Exercise prompt: Below is a set of records. Repeat all of them exactly.
○ ○ ○ ○ ○
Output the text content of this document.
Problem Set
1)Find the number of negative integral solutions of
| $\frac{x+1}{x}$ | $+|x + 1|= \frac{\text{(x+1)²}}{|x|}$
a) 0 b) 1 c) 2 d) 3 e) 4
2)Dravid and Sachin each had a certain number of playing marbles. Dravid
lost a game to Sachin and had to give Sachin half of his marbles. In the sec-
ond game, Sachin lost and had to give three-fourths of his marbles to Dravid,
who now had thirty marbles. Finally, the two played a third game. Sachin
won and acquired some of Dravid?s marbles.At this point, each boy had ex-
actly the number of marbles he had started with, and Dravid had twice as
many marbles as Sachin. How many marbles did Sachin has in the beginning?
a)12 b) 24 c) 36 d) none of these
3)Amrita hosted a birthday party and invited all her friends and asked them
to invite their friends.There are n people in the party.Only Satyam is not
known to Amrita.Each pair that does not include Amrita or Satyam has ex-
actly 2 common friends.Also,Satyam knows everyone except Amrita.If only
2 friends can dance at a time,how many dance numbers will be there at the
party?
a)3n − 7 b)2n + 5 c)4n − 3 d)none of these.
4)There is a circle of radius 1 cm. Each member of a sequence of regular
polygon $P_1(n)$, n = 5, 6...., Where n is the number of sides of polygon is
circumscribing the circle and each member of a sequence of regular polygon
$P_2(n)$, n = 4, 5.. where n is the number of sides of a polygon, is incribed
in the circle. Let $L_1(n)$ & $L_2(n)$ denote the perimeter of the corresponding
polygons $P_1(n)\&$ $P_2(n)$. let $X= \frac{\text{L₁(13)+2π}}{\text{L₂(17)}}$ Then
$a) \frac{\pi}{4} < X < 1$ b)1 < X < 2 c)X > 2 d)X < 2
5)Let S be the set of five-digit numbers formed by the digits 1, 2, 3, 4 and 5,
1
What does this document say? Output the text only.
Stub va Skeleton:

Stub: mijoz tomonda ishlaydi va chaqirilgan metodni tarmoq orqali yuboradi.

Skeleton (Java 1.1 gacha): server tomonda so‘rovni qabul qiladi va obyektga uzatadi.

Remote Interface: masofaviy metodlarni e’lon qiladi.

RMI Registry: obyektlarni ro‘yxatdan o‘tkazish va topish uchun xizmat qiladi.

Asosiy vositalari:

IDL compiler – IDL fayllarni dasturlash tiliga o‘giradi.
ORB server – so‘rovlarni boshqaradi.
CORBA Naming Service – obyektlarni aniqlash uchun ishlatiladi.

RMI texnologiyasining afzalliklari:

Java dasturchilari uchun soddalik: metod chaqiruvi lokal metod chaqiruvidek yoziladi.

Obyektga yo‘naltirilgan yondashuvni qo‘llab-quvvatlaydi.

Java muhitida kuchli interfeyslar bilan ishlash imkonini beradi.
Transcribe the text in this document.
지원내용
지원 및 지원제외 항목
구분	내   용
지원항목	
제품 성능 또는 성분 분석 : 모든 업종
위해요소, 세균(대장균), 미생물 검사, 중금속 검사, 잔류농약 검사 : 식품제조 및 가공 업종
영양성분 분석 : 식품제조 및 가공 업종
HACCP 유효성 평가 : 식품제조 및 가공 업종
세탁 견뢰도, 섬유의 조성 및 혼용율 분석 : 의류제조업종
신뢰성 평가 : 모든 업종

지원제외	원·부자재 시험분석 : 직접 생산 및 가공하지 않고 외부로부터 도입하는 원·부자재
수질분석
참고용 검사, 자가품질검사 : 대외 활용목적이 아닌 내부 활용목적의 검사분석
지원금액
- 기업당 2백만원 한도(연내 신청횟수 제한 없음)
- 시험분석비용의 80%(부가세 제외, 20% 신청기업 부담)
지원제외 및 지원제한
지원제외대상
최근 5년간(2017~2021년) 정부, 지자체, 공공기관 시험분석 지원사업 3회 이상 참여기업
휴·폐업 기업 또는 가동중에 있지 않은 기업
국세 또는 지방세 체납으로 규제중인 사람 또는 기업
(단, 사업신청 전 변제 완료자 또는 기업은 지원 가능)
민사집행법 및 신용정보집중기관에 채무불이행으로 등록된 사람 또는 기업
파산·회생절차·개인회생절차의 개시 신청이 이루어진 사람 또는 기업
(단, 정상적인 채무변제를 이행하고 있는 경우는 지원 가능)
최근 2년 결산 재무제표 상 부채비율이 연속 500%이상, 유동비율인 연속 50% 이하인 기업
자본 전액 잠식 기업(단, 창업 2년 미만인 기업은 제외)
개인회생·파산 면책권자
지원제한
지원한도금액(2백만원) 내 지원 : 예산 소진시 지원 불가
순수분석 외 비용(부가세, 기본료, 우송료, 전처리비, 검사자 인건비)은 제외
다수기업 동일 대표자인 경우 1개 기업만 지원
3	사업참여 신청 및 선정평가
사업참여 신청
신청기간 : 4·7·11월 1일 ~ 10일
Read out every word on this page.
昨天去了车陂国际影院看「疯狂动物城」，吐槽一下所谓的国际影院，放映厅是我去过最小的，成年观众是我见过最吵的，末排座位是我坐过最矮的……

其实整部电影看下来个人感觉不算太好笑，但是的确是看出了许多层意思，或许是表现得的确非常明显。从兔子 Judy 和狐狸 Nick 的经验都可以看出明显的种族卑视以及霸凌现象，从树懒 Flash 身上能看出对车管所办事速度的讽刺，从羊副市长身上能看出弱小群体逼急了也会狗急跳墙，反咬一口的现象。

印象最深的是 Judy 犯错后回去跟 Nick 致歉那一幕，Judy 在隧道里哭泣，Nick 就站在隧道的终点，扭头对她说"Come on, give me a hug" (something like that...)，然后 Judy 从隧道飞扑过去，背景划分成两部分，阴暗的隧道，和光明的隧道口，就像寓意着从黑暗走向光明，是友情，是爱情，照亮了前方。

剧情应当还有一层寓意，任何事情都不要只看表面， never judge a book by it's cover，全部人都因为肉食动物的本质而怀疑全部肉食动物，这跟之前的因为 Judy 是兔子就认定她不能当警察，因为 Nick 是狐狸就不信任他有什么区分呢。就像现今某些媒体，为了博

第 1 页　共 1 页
○ ○ ○ ○ ○
The result:
Output the text content of this document.
Problem Set
1)Find the number of negative integral solutions of
| $\frac{x+1}{x}$ | $+|x + 1|= \frac{\text{(x+1)²}}{|x|}$
a) 0 b) 1 c) 2 d) 3 e) 4
2)Dravid and Sachin each had a certain number of playing marbles. Dravid
lost a game to Sachin and had to give Sachin half of his marbles. In the sec-
ond game, Sachin lost and had to give three-fourths of his marbles to Dravid,
who now had thirty marbles. Finally, the two played a third game. Sachin
won and acquired some of Dravid?s marbles.At this point, each boy had ex-
actly the number of marbles he had started with, and Dravid had twice as
many marbles as Sachin. How many marbles did Sachin has in the beginning?
a)12 b) 24 c) 36 d) none of these
3)Amrita hosted a birthday party and invited all her friends and asked them
to invite their friends.There are n people in the party.Only Satyam is not
known to Amrita.Each pair that does not include Amrita or Satyam has ex-
actly 2 common friends.Also,Satyam knows everyone except Amrita.If only
2 friends can dance at a time,how many dance numbers will be there at the
party?
a)3n − 7 b)2n + 5 c)4n − 3 d)none of these.
4)There is a circle of radius 1 cm. Each member of a sequence of regular
polygon $P_1(n)$, n = 5, 6...., Where n is the number of sides of polygon is
circumscribing the circle and each member of a sequence of regular polygon
$P_2(n)$, n = 4, 5.. where n is the number of sides of a polygon, is incribed
in the circle. Let $L_1(n)$ & $L_2(n)$ denote the perimeter of the corresponding
polygons $P_1(n)\&$ $P_2(n)$. let $X= \frac{\text{L₁(13)+2π}}{\text{L₂(17)}}$ Then
$a) \frac{\pi}{4} < X < 1$ b)1 < X < 2 c)X > 2 d)X < 2
5)Let S be the set of five-digit numbers formed by the digits 1, 2, 3, 4 and 5,
1
What does this document say? Output the text only.
Stub va Skeleton:

Stub: mijoz tomonda ishlaydi va chaqirilgan metodni tarmoq orqali yuboradi.

Skeleton (Java 1.1 gacha): server tomonda so‘rovni qabul qiladi va obyektga uzatadi.

Remote Interface: masofaviy metodlarni e’lon qiladi.

RMI Registry: obyektlarni ro‘yxatdan o‘tkazish va topish uchun xizmat qiladi.

Asosiy vositalari:

IDL compiler – IDL fayllarni dasturlash tiliga o‘giradi.
ORB server – so‘rovlarni boshqaradi.
CORBA Naming Service – obyektlarni aniqlash uchun ishlatiladi.

RMI texnologiyasining afzalliklari:

Java dasturchilari uchun soddalik: metod chaqiruvi lokal metod chaqiruvidek yoziladi.

Obyektga yo‘naltirilgan yondashuvni qo‘llab-quvvatlaydi.

Java muhitida kuchli interfeyslar bilan ishlash imkonini beradi.
Transcribe the text in this document.
지원내용
지원 및 지원제외 항목
구분	내   용
지원항목	
제품 성능 또는 성분 분석 : 모든 업종
위해요소, 세균(대장균), 미생물 검사, 중금속 검사, 잔류농약 검사 : 식품제조 및 가공 업종
영양성분 분석 : 식품제조 및 가공 업종
HACCP 유효성 평가 : 식품제조 및 가공 업종
세탁 견뢰도, 섬유의 조성 및 혼용율 분석 : 의류제조업종
신뢰성 평가 : 모든 업종

지원제외	원·부자재 시험분석 : 직접 생산 및 가공하지 않고 외부로부터 도입하는 원·부자재
수질분석
참고용 검사, 자가품질검사 : 대외 활용목적이 아닌 내부 활용목적의 검사분석
지원금액
- 기업당 2백만원 한도(연내 신청횟수 제한 없음)
- 시험분석비용의 80%(부가세 제외, 20% 신청기업 부담)
지원제외 및 지원제한
지원제외대상
최근 5년간(2017~2021년) 정부, 지자체, 공공기관 시험분석 지원사업 3회 이상 참여기업
휴·폐업 기업 또는 가동중에 있지 않은 기업
국세 또는 지방세 체납으로 규제중인 사람 또는 기업
(단, 사업신청 전 변제 완료자 또는 기업은 지원 가능)
민사집행법 및 신용정보집중기관에 채무불이행으로 등록된 사람 또는 기업
파산·회생절차·개인회생절차의 개시 신청이 이루어진 사람 또는 기업
(단, 정상적인 채무변제를 이행하고 있는 경우는 지원 가능)
최근 2년 결산 재무제표 상 부채비율이 연속 500%이상, 유동비율인 연속 50% 이하인 기업
자본 전액 잠식 기업(단, 창업 2년 미만인 기업은 제외)
개인회생·파산 면책권자
지원제한
지원한도금액(2백만원) 내 지원 : 예산 소진시 지원 불가
순수분석 외 비용(부가세, 기본료, 우송료, 전처리비, 검사자 인건비)은 제외
다수기업 동일 대표자인 경우 1개 기업만 지원
3	사업참여 신청 및 선정평가
사업참여 신청
신청기간 : 4·7·11월 1일 ~ 10일
Read out every word on this page.
昨天去了车陂国际影院看「疯狂动物城」，吐槽一下所谓的国际影院，放映厅是我去过最小的，成年观众是我见过最吵的，末排座位是我坐过最矮的……

其实整部电影看下来个人感觉不算太好笑，但是的确是看出了许多层意思，或许是表现得的确非常明显。从兔子 Judy 和狐狸 Nick 的经验都可以看出明显的种族卑视以及霸凌现象，从树懒 Flash 身上能看出对车管所办事速度的讽刺，从羊副市长身上能看出弱小群体逼急了也会狗急跳墙，反咬一口的现象。

印象最深的是 Judy 犯错后回去跟 Nick 致歉那一幕，Judy 在隧道里哭泣，Nick 就站在隧道的终点，扭头对她说"Come on, give me a hug" (something like that...)，然后 Judy 从隧道飞扑过去，背景划分成两部分，阴暗的隧道，和光明的隧道口，就像寓意着从黑暗走向光明，是友情，是爱情，照亮了前方。

剧情应当还有一层寓意，任何事情都不要只看表面， never judge a book by it's cover，全部人都因为肉食动物的本质而怀疑全部肉食动物，这跟之前的因为 Judy 是兔子就认定她不能当警察，因为 Nick 是狐狸就不信任他有什么区分呢。就像现今某些媒体，为了博

第 1 页　共 1 页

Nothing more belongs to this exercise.